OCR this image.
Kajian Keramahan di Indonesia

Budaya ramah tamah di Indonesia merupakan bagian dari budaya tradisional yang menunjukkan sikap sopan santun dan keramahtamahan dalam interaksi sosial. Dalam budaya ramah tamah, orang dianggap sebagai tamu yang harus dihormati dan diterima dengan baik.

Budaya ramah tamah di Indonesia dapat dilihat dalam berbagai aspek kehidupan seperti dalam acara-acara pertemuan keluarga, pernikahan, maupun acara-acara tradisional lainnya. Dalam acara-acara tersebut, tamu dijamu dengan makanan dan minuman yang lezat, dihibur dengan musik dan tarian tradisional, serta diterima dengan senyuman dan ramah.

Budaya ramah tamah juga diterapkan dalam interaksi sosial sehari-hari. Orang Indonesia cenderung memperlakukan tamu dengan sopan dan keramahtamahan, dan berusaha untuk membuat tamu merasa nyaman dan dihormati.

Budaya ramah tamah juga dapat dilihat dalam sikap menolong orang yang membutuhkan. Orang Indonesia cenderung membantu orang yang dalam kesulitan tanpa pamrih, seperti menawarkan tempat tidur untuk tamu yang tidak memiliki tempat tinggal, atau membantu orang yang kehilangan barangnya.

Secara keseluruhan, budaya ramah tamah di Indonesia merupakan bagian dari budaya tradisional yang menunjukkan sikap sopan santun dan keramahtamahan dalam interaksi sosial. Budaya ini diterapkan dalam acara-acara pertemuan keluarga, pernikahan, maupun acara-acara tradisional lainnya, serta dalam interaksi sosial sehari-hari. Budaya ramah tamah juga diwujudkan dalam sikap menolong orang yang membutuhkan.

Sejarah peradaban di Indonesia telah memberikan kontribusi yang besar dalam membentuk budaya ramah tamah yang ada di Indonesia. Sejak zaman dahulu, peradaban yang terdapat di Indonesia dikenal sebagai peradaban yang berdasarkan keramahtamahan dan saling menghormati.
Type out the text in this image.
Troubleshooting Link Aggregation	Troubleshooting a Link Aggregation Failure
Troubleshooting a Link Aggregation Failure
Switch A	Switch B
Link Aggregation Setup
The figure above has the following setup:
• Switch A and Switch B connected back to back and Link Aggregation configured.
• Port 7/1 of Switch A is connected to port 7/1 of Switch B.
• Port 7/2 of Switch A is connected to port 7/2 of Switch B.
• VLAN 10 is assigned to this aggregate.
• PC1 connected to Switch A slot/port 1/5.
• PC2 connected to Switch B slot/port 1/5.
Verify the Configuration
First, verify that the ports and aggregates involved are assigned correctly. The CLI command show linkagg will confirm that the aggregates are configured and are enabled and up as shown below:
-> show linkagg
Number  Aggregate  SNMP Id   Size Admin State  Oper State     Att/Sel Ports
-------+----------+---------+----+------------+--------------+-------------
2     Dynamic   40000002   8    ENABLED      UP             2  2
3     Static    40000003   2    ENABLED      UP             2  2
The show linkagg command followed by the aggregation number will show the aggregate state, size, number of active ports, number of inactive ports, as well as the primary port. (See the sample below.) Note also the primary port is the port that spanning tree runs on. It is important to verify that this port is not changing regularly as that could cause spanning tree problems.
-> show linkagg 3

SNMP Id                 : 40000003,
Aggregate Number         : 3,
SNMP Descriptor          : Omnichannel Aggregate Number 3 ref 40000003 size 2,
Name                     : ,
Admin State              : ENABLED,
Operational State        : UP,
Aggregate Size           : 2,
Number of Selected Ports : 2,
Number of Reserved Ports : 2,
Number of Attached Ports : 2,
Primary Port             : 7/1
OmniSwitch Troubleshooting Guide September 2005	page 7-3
* * * * * * *
→ **TASK GOAL**: State the number of lines holding the word "image" in the listing. Add nothing else.

→ **SOLUTION FOR THIS TASK**: 2